Directive
Nothing in the records may be left out or altered; reproduce them all exactly.

[Data entries]
↓

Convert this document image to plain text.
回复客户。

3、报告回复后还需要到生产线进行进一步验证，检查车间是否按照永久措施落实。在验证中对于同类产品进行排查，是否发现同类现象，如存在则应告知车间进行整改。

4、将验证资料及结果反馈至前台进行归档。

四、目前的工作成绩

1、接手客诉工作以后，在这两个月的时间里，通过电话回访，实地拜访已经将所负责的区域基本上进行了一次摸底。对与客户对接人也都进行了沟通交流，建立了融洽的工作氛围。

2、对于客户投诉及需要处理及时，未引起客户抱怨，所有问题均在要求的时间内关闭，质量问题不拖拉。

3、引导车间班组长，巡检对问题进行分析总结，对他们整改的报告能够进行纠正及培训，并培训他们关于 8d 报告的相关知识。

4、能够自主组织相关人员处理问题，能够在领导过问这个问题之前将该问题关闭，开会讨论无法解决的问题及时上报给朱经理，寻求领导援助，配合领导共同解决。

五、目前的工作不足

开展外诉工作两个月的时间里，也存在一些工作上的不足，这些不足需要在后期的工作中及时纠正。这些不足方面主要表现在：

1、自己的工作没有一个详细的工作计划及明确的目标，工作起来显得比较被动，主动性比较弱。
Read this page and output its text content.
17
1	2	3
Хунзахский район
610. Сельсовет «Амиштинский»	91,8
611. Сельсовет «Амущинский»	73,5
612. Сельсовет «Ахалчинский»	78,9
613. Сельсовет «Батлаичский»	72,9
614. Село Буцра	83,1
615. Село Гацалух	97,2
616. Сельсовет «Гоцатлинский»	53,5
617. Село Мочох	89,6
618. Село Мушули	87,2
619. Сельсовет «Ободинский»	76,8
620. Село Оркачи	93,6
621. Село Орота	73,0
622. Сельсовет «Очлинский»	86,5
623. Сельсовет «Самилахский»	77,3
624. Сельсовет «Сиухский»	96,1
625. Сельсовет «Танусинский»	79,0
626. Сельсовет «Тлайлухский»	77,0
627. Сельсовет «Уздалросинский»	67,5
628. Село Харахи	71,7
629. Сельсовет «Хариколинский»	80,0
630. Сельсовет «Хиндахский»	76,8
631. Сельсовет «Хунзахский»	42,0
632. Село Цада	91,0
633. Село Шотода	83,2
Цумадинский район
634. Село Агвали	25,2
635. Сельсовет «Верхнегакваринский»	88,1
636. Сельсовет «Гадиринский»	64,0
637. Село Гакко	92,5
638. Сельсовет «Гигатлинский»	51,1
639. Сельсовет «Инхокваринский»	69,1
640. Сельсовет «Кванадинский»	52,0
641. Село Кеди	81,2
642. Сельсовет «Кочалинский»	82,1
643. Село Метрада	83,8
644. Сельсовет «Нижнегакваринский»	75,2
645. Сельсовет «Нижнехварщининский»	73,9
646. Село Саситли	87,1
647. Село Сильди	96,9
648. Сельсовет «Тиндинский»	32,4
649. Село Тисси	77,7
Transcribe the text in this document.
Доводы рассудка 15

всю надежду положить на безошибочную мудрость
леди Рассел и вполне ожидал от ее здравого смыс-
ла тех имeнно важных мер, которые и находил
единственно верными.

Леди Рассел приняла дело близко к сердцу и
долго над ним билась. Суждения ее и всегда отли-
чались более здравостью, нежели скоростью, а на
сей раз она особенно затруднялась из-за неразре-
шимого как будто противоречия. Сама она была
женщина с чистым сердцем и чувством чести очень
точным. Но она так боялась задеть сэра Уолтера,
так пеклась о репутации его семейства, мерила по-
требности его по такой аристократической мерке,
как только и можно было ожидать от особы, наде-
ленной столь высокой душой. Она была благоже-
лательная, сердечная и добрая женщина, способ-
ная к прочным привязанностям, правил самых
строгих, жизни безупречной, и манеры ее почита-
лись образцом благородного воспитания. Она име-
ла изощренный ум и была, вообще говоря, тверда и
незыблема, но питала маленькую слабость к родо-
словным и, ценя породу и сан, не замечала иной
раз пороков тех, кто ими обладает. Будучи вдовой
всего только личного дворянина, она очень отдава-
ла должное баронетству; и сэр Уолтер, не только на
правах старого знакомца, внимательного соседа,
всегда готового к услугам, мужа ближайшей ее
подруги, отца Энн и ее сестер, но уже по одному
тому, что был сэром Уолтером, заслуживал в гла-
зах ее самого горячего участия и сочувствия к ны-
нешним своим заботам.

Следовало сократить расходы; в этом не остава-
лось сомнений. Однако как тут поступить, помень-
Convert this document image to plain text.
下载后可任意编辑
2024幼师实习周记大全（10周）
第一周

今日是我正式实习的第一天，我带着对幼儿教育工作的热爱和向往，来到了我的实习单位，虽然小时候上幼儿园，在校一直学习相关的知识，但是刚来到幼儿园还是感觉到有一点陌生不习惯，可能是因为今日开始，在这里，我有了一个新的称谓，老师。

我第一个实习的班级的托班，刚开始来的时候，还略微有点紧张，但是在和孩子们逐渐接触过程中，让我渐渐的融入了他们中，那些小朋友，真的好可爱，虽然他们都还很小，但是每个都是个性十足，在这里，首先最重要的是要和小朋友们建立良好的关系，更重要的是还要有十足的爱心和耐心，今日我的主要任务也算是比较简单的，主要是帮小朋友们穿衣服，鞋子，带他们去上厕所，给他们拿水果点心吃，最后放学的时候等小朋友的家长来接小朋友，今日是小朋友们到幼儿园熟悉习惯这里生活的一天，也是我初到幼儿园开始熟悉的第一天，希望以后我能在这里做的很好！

↑

Output of the exercise
Convert this document image to plain text.
回复客户。

3、报告回复后还需要到生产线进行进一步验证，检查车间是否按照永久措施落实。在验证中对于同类产品进行排查，是否发现同类现象，如存在则应告知车间进行整改。

4、将验证资料及结果反馈至前台进行归档。

四、目前的工作成绩

1、接手客诉工作以后，在这两个月的时间里，通过电话回访，实地拜访已经将所负责的区域基本上进行了一次摸底。对与客户对接人也都进行了沟通交流，建立了融洽的工作氛围。

2、对于客户投诉及需要处理及时，未引起客户抱怨，所有问题均在要求的时间内关闭，质量问题不拖拉。

3、引导车间班组长，巡检对问题进行分析总结，对他们整改的报告能够进行纠正及培训，并培训他们关于 8d 报告的相关知识。

4、能够自主组织相关人员处理问题，能够在领导过问这个问题之前将该问题关闭，开会讨论无法解决的问题及时上报给朱经理，寻求领导援助，配合领导共同解决。

五、目前的工作不足

开展外诉工作两个月的时间里，也存在一些工作上的不足，这些不足需要在后期的工作中及时纠正。这些不足方面主要表现在：

1、自己的工作没有一个详细的工作计划及明确的目标，工作起来显得比较被动，主动性比较弱。
Read this page and output its text content.
17
1	2	3
Хунзахский район
610. Сельсовет «Амиштинский»	91,8
611. Сельсовет «Амущинский»	73,5
612. Сельсовет «Ахалчинский»	78,9
613. Сельсовет «Батлаичский»	72,9
614. Село Буцра	83,1
615. Село Гацалух	97,2
616. Сельсовет «Гоцатлинский»	53,5
617. Село Мочох	89,6
618. Село Мушули	87,2
619. Сельсовет «Ободинский»	76,8
620. Село Оркачи	93,6
621. Село Орота	73,0
622. Сельсовет «Очлинский»	86,5
623. Сельсовет «Самилахский»	77,3
624. Сельсовет «Сиухский»	96,1
625. Сельсовет «Танусинский»	79,0
626. Сельсовет «Тлайлухский»	77,0
627. Сельсовет «Уздалросинский»	67,5
628. Село Харахи	71,7
629. Сельсовет «Хариколинский»	80,0
630. Сельсовет «Хиндахский»	76,8
631. Сельсовет «Хунзахский»	42,0
632. Село Цада	91,0
633. Село Шотода	83,2
Цумадинский район
634. Село Агвали	25,2
635. Сельсовет «Верхнегакваринский»	88,1
636. Сельсовет «Гадиринский»	64,0
637. Село Гакко	92,5
638. Сельсовет «Гигатлинский»	51,1
639. Сельсовет «Инхокваринский»	69,1
640. Сельсовет «Кванадинский»	52,0
641. Село Кеди	81,2
642. Сельсовет «Кочалинский»	82,1
643. Село Метрада	83,8
644. Сельсовет «Нижнегакваринский»	75,2
645. Сельсовет «Нижнехварщининский»	73,9
646. Село Саситли	87,1
647. Село Сильди	96,9
648. Сельсовет «Тиндинский»	32,4
649. Село Тисси	77,7
Transcribe the text in this document.
Доводы рассудка 15

всю надежду положить на безошибочную мудрость
леди Рассел и вполне ожидал от ее здравого смыс-
ла тех имeнно важных мер, которые и находил
единственно верными.

Леди Рассел приняла дело близко к сердцу и
долго над ним билась. Суждения ее и всегда отли-
чались более здравостью, нежели скоростью, а на
сей раз она особенно затруднялась из-за неразре-
шимого как будто противоречия. Сама она была
женщина с чистым сердцем и чувством чести очень
точным. Но она так боялась задеть сэра Уолтера,
так пеклась о репутации его семейства, мерила по-
требности его по такой аристократической мерке,
как только и можно было ожидать от особы, наде-
ленной столь высокой душой. Она была благоже-
лательная, сердечная и добрая женщина, способ-
ная к прочным привязанностям, правил самых
строгих, жизни безупречной, и манеры ее почита-
лись образцом благородного воспитания. Она име-
ла изощренный ум и была, вообще говоря, тверда и
незыблема, но питала маленькую слабость к родо-
словным и, ценя породу и сан, не замечала иной
раз пороков тех, кто ими обладает. Будучи вдовой
всего только личного дворянина, она очень отдава-
ла должное баронетству; и сэр Уолтер, не только на
правах старого знакомца, внимательного соседа,
всегда готового к услугам, мужа ближайшей ее
подруги, отца Энн и ее сестер, но уже по одному
тому, что был сэром Уолтером, заслуживал в гла-
зах ее самого горячего участия и сочувствия к ны-
нешним своим заботам.

Следовало сократить расходы; в этом не остава-
лось сомнений. Однако как тут поступить, помень-
Convert this document image to plain text.
下载后可任意编辑
2024幼师实习周记大全（10周）
第一周

今日是我正式实习的第一天，我带着对幼儿教育工作的热爱和向往，来到了我的实习单位，虽然小时候上幼儿园，在校一直学习相关的知识，但是刚来到幼儿园还是感觉到有一点陌生不习惯，可能是因为今日开始，在这里，我有了一个新的称谓，老师。

我第一个实习的班级的托班，刚开始来的时候，还略微有点紧张，但是在和孩子们逐渐接触过程中，让我渐渐的融入了他们中，那些小朋友，真的好可爱，虽然他们都还很小，但是每个都是个性十足，在这里，首先最重要的是要和小朋友们建立良好的关系，更重要的是还要有十足的爱心和耐心，今日我的主要任务也算是比较简单的，主要是帮小朋友们穿衣服，鞋子，带他们去上厕所，给他们拿水果点心吃，最后放学的时候等小朋友的家长来接小朋友，今日是小朋友们到幼儿园熟悉习惯这里生活的一天，也是我初到幼儿园开始熟悉的第一天，希望以后我能在这里做的很好！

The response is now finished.